[Set task]: Your task is to transcribe the records exactly, skipping every image.

[Material for the task]:
# # # # #

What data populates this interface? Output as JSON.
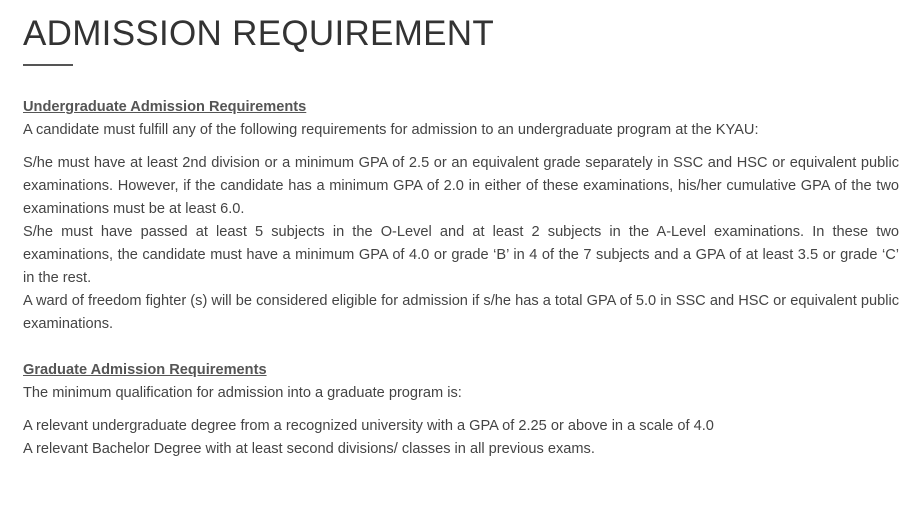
{
  "title": "ADMISSION REQUIREMENT",
  "undergraduate": {
    "heading": "Undergraduate Admission Requirements ",
    "intro": "A candidate must fulfill any of the following requirements for admission to an undergraduate program at the KYAU:",
    "requirements": [
      "S/he must have at least 2nd division or a minimum GPA of 2.5 or an equivalent grade separately in SSC and HSC or equivalent public examinations. However, if the candidate has a minimum GPA of 2.0 in either of these examinations, his/her cumulative GPA of the two examinations must be at least 6.0.",
      "S/he must have passed at least 5 subjects in the O-Level and at least 2 subjects in the A-Level examinations. In these two examinations, the candidate must have a minimum GPA of 4.0 or grade ‘B’ in 4 of the 7 subjects and a GPA of at least 3.5 or grade ‘C’ in the rest.",
      "A ward of freedom fighter (s) will be considered eligible for admission if s/he has a total GPA of 5.0 in SSC and HSC or equivalent public examinations."
    ]
  },
  "graduate": {
    "heading": "Graduate Admission Requirements ",
    "intro": "The minimum qualification for admission into a graduate program is:",
    "requirements": [
      "A relevant undergraduate degree from a recognized university with a GPA of 2.25 or above in a scale of 4.0",
      "A relevant Bachelor Degree with at least second divisions/ classes in all previous exams."
    ]
  }
}
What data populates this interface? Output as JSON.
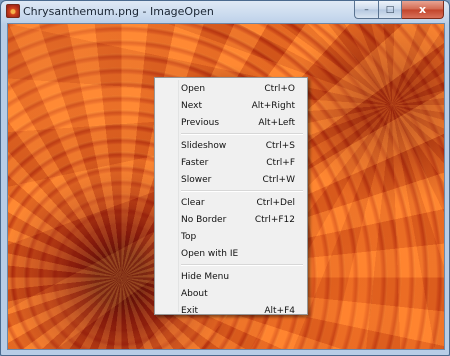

# # # # #

[Answer to the problem]:
What data populates this interface? Output as JSON.
{
  "title": "ADMISSION REQUIREMENT",
  "undergraduate": {
    "heading": "Undergraduate Admission Requirements ",
    "intro": "A candidate must fulfill any of the following requirements for admission to an undergraduate program at the KYAU:",
    "requirements": [
      "S/he must have at least 2nd division or a minimum GPA of 2.5 or an equivalent grade separately in SSC and HSC or equivalent public examinations. However, if the candidate has a minimum GPA of 2.0 in either of these examinations, his/her cumulative GPA of the two examinations must be at least 6.0.",
      "S/he must have passed at least 5 subjects in the O-Level and at least 2 subjects in the A-Level examinations. In these two examinations, the candidate must have a minimum GPA of 4.0 or grade ‘B’ in 4 of the 7 subjects and a GPA of at least 3.5 or grade ‘C’ in the rest.",
      "A ward of freedom fighter (s) will be considered eligible for admission if s/he has a total GPA of 5.0 in SSC and HSC or equivalent public examinations."
    ]
  },
  "graduate": {
    "heading": "Graduate Admission Requirements ",
    "intro": "The minimum qualification for admission into a graduate program is:",
    "requirements": [
      "A relevant undergraduate degree from a recognized university with a GPA of 2.25 or above in a scale of 4.0",
      "A relevant Bachelor Degree with at least second divisions/ classes in all previous exams."
    ]
  }
}
What data populates this interface? Output as JSON.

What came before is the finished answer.